▶ _Work to be completed_
Can you echo the data below line for line, with the pictures left out of your answer?

· · · · ·

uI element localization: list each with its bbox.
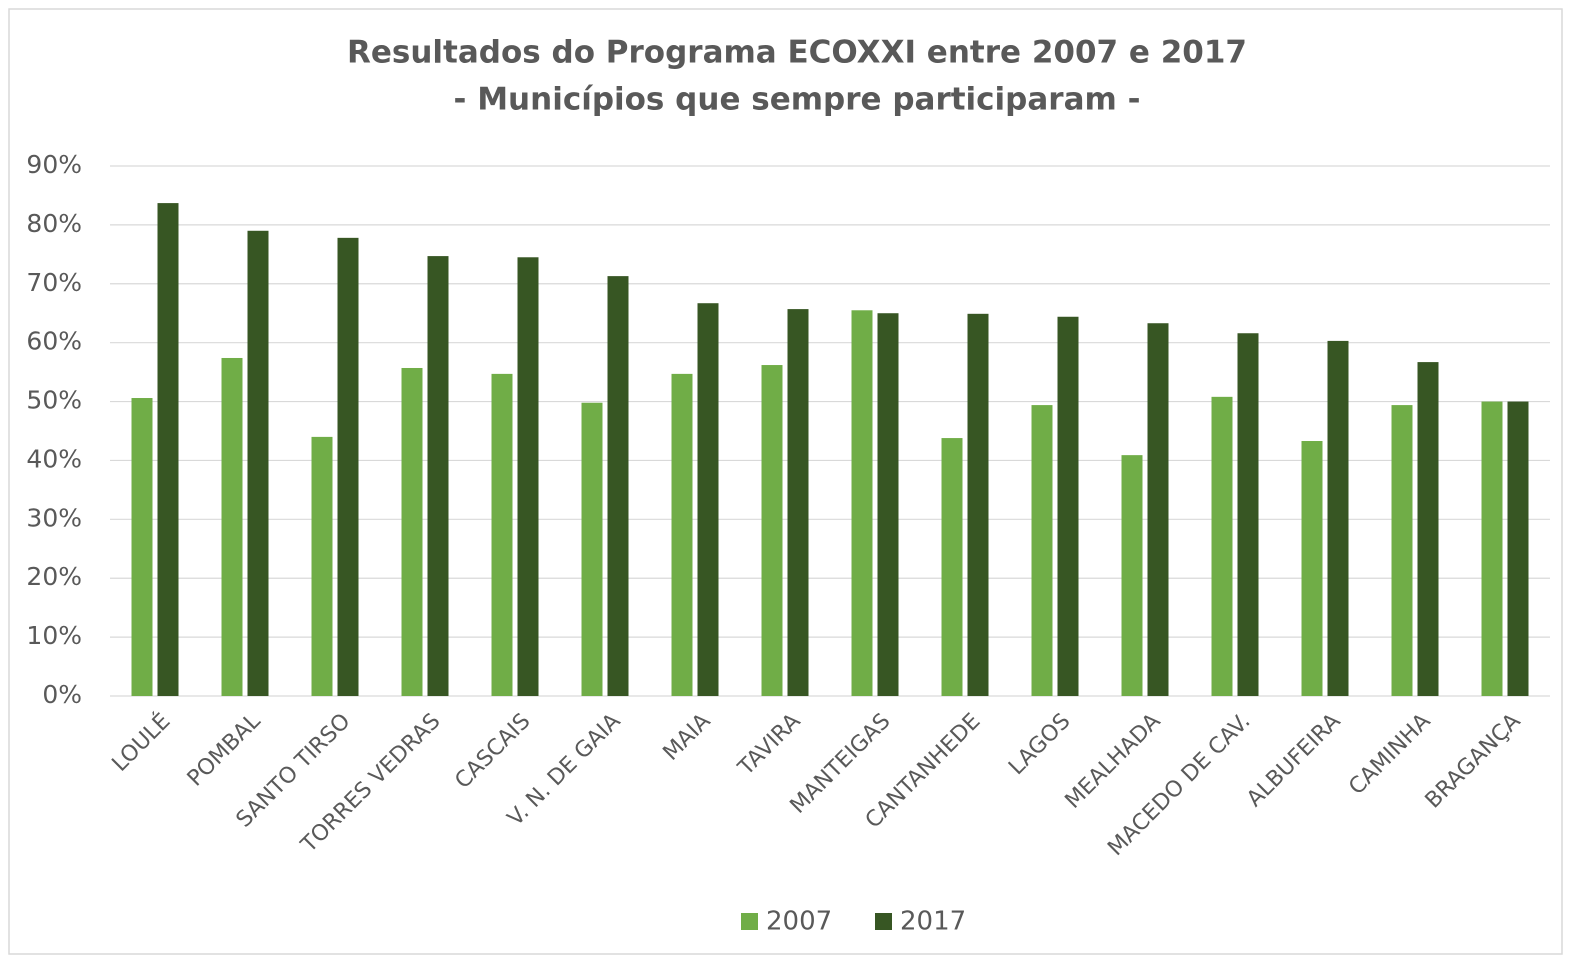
legend-swatch (875, 913, 892, 930)
legend-label: 2017 (900, 907, 966, 937)
bar (1327, 340, 1349, 696)
chart-title: Resultados do Programa ECOXXI entre 2007… (347, 35, 1247, 71)
y-tick-label: 30% (26, 503, 82, 532)
y-tick-label: 0% (42, 680, 82, 709)
bar (877, 313, 899, 696)
bar (157, 203, 179, 696)
bar (311, 436, 333, 696)
bar (1417, 362, 1439, 696)
y-tick-label: 40% (26, 444, 82, 473)
bar (697, 303, 719, 696)
y-tick-label: 70% (26, 268, 82, 297)
y-tick-label: 90% (26, 150, 82, 179)
bar (221, 357, 243, 696)
bar (607, 276, 629, 696)
y-tick-label: 10% (26, 621, 82, 650)
bar (247, 230, 269, 696)
bar (1211, 396, 1233, 696)
chart-subtitle: - Municípios que sempre participaram - (454, 82, 1141, 118)
y-tick-label: 60% (26, 327, 82, 356)
bar (761, 365, 783, 696)
bar (1057, 316, 1079, 696)
bar (851, 310, 873, 696)
bar (787, 309, 809, 696)
bar (337, 237, 359, 696)
bar (131, 398, 153, 696)
bar (1237, 333, 1259, 696)
legend-swatch (741, 913, 758, 930)
bar (671, 373, 693, 696)
bar (1147, 323, 1169, 696)
y-tick-label: 50% (26, 386, 82, 415)
bar (427, 256, 449, 696)
bar (401, 367, 423, 696)
bar (941, 438, 963, 696)
bar (1301, 441, 1323, 696)
bar (1507, 401, 1529, 696)
bar (1121, 455, 1143, 696)
bar (1031, 405, 1053, 696)
bar (581, 402, 603, 696)
bar (491, 373, 513, 696)
bar (967, 313, 989, 696)
bar (1481, 401, 1503, 696)
bar (1391, 405, 1413, 696)
bar (517, 257, 539, 696)
y-tick-label: 20% (26, 562, 82, 591)
y-tick-label: 80% (26, 209, 82, 238)
legend-label: 2007 (766, 907, 832, 937)
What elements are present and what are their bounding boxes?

· · · · ·

▶ _Output of the task_
uI element localization: list each with its bbox.
legend-swatch (875, 913, 892, 930)
legend-label: 2017 (900, 907, 966, 937)
bar (1327, 340, 1349, 696)
chart-title: Resultados do Programa ECOXXI entre 2007… (347, 35, 1247, 71)
y-tick-label: 30% (26, 503, 82, 532)
y-tick-label: 0% (42, 680, 82, 709)
bar (877, 313, 899, 696)
bar (157, 203, 179, 696)
bar (311, 436, 333, 696)
bar (1417, 362, 1439, 696)
y-tick-label: 40% (26, 444, 82, 473)
bar (697, 303, 719, 696)
y-tick-label: 70% (26, 268, 82, 297)
y-tick-label: 90% (26, 150, 82, 179)
bar (221, 357, 243, 696)
bar (607, 276, 629, 696)
y-tick-label: 10% (26, 621, 82, 650)
bar (247, 230, 269, 696)
bar (1211, 396, 1233, 696)
chart-subtitle: - Municípios que sempre participaram - (454, 82, 1141, 118)
y-tick-label: 60% (26, 327, 82, 356)
bar (761, 365, 783, 696)
bar (1057, 316, 1079, 696)
bar (851, 310, 873, 696)
bar (787, 309, 809, 696)
bar (337, 237, 359, 696)
bar (131, 398, 153, 696)
bar (1237, 333, 1259, 696)
legend-swatch (741, 913, 758, 930)
bar (671, 373, 693, 696)
bar (1147, 323, 1169, 696)
y-tick-label: 50% (26, 386, 82, 415)
bar (427, 256, 449, 696)
bar (401, 367, 423, 696)
bar (941, 438, 963, 696)
bar (1301, 441, 1323, 696)
bar (1507, 401, 1529, 696)
bar (1121, 455, 1143, 696)
bar (1031, 405, 1053, 696)
bar (581, 402, 603, 696)
bar (491, 373, 513, 696)
bar (967, 313, 989, 696)
bar (1481, 401, 1503, 696)
bar (1391, 405, 1413, 696)
bar (517, 257, 539, 696)
y-tick-label: 20% (26, 562, 82, 591)
y-tick-label: 80% (26, 209, 82, 238)
legend-label: 2007 (766, 907, 832, 937)
What elements are present and what are their bounding boxes?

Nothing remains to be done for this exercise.